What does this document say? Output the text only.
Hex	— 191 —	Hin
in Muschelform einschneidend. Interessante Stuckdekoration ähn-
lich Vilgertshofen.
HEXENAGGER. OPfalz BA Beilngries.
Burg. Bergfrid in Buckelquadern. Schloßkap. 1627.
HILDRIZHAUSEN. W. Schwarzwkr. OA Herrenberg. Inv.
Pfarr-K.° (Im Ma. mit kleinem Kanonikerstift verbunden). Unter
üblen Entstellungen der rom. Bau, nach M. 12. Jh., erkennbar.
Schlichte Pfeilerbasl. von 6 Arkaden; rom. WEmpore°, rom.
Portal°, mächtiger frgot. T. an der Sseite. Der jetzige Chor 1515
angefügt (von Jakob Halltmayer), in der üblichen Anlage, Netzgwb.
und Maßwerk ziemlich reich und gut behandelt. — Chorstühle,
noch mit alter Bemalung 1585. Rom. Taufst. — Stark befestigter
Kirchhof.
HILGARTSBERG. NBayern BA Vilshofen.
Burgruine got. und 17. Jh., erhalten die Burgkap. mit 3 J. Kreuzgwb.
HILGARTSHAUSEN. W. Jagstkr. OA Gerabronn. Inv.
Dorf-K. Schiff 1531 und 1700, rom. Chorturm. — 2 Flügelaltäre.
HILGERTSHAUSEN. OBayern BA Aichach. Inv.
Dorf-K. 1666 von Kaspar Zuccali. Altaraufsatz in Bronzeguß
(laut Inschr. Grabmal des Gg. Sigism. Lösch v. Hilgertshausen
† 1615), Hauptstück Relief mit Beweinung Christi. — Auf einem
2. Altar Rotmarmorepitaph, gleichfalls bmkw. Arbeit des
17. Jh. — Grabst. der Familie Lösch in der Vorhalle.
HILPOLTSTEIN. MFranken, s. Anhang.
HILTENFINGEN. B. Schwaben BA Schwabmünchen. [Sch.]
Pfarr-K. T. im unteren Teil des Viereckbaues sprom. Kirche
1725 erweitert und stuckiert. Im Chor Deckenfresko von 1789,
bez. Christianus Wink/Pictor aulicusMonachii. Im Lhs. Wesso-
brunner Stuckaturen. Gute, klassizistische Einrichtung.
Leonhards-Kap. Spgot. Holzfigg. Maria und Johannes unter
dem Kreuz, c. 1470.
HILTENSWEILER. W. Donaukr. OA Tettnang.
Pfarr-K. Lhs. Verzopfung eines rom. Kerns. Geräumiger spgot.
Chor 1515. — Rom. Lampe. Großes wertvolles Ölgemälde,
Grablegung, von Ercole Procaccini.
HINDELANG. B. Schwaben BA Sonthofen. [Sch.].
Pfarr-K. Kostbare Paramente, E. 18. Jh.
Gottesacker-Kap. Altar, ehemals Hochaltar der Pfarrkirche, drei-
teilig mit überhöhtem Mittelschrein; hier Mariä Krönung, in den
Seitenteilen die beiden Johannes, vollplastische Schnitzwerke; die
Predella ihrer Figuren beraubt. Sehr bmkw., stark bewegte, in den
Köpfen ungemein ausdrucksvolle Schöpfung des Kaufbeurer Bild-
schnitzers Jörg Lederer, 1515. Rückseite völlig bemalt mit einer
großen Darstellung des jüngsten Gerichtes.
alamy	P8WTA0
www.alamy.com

• PROBLEM STATEMENT
Go through the listing above and list every line that has the word "Schwaben".

• COMPLETE ANSWER
HILTENFINGEN. B. Schwaben BA Schwabmünchen. [Sch.]
HINDELANG. B. Schwaben BA Sonthofen. [Sch.].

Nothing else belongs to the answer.